Items —
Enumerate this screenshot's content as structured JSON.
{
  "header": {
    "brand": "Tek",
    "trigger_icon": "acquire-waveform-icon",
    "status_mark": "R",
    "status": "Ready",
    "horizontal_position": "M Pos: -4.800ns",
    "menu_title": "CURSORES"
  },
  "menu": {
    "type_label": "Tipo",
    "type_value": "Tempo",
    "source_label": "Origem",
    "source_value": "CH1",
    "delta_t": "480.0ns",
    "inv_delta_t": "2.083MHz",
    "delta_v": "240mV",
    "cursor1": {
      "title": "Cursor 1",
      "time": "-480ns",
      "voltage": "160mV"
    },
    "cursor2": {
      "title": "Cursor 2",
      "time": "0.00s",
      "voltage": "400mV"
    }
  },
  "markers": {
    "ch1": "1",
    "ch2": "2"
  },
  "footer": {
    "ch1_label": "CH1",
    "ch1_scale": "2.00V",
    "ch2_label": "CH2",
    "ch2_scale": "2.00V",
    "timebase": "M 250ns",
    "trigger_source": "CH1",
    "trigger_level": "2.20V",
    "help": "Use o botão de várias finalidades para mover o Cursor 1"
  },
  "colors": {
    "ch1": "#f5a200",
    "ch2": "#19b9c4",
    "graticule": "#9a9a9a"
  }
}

...

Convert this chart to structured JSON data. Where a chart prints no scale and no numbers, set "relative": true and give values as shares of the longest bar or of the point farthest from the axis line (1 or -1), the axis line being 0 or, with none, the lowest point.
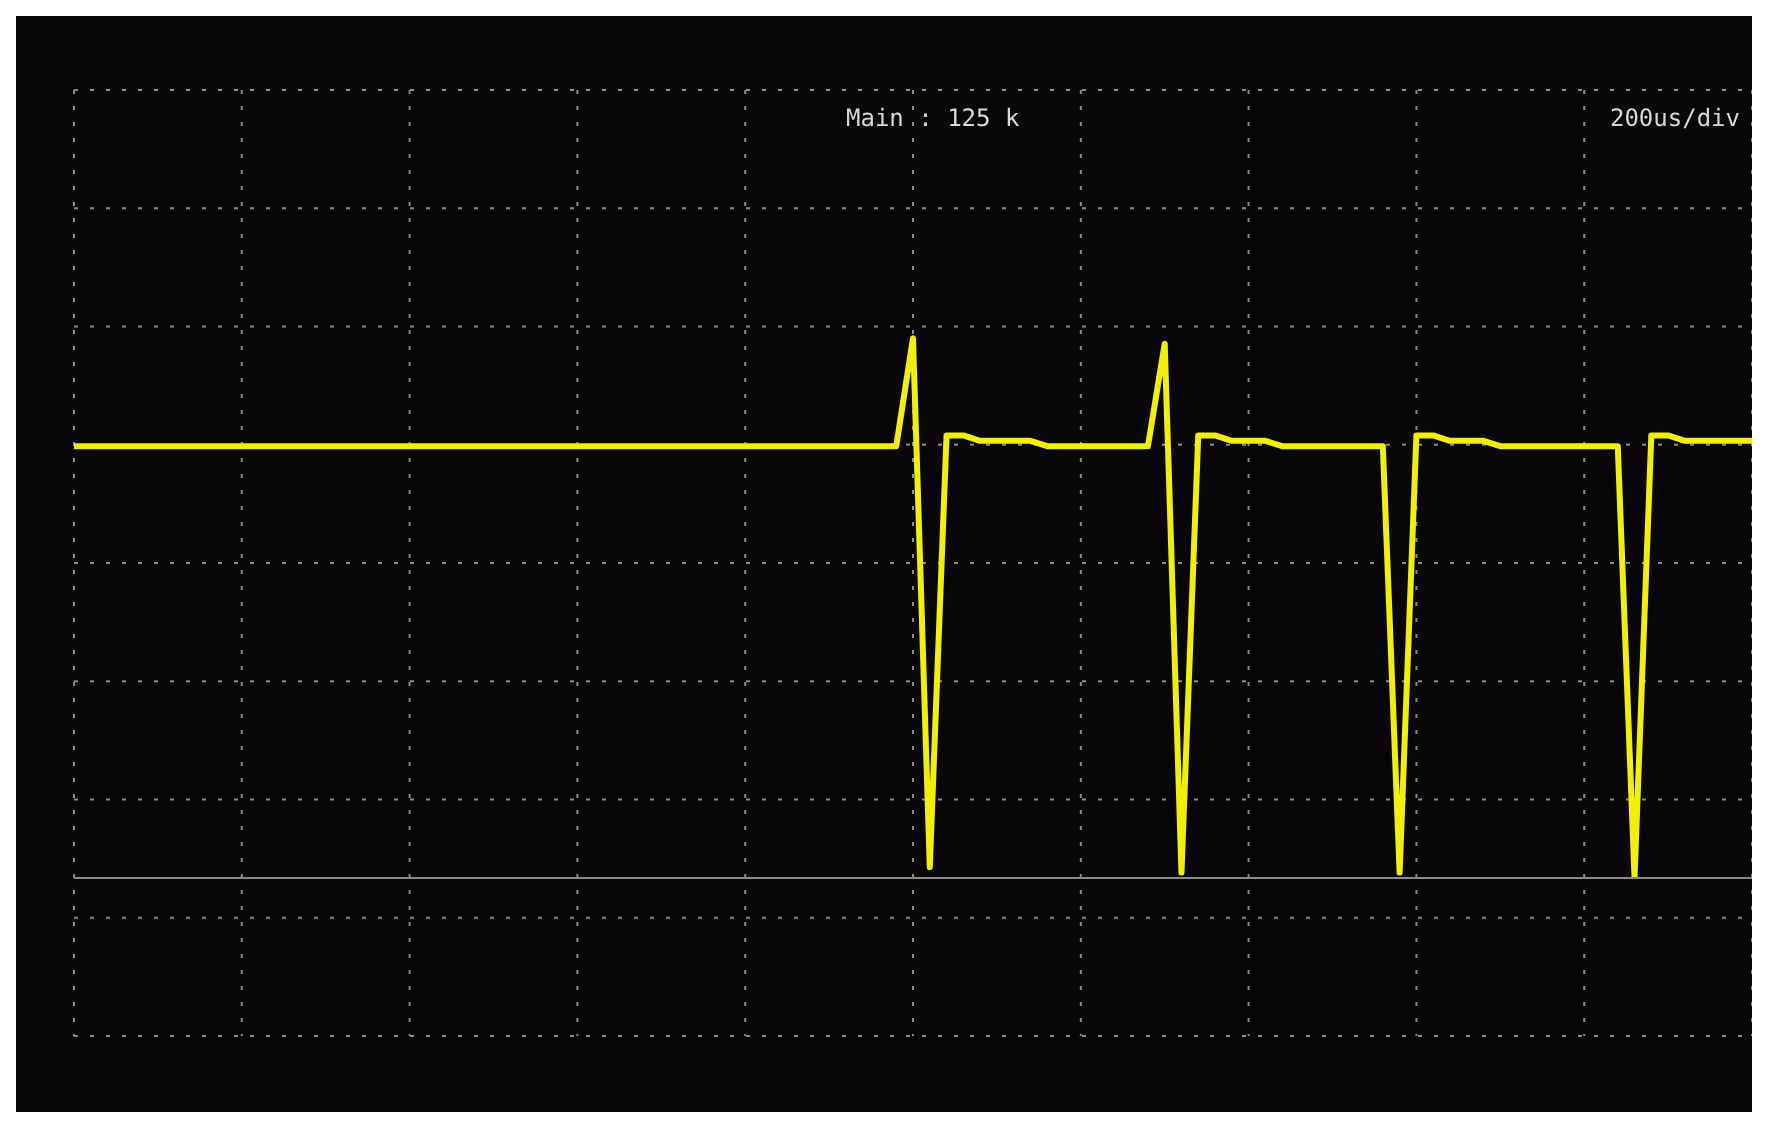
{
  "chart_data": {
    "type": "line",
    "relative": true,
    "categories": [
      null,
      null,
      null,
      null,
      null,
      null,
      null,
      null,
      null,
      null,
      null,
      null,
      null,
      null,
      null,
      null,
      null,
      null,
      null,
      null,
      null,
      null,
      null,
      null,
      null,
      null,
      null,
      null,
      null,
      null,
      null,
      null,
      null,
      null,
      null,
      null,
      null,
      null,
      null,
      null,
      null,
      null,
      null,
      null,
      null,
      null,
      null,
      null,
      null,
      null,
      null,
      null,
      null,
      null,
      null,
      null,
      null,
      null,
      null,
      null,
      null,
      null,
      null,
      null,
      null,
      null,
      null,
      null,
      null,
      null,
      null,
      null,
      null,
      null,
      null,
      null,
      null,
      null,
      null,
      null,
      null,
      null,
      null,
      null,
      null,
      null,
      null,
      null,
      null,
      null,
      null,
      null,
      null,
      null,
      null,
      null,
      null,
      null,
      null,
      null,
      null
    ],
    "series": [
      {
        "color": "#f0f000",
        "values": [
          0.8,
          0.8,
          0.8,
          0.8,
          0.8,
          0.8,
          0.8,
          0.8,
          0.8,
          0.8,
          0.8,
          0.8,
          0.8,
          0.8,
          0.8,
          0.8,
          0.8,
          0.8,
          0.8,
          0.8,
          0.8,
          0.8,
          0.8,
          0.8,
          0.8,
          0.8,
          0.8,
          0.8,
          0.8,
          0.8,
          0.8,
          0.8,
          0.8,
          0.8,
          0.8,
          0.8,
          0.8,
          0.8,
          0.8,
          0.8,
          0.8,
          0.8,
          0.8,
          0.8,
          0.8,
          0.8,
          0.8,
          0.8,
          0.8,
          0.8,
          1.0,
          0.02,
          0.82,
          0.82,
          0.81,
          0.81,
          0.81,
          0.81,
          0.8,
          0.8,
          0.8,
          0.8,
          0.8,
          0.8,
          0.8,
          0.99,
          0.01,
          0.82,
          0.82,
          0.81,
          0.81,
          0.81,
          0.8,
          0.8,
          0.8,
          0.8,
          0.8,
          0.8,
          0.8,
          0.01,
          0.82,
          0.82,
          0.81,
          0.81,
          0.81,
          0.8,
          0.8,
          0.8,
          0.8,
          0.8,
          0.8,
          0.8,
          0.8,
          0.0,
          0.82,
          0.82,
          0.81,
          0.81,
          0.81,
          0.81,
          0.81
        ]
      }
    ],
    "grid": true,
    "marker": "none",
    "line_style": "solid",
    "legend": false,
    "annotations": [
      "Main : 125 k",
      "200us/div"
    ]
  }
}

Exercise requirements — Scan the data above and copy every line with "structured" in it.

Solution to the problem —
Enumerate this screenshot's content as structured JSON.
Convert this chart to structured JSON data. Where a chart prints no scale and no numbers, set "relative": true and give values as shares of the longest bar or of the point farthest from the axis line (1 or -1), the axis line being 0 or, with none, the lowest point.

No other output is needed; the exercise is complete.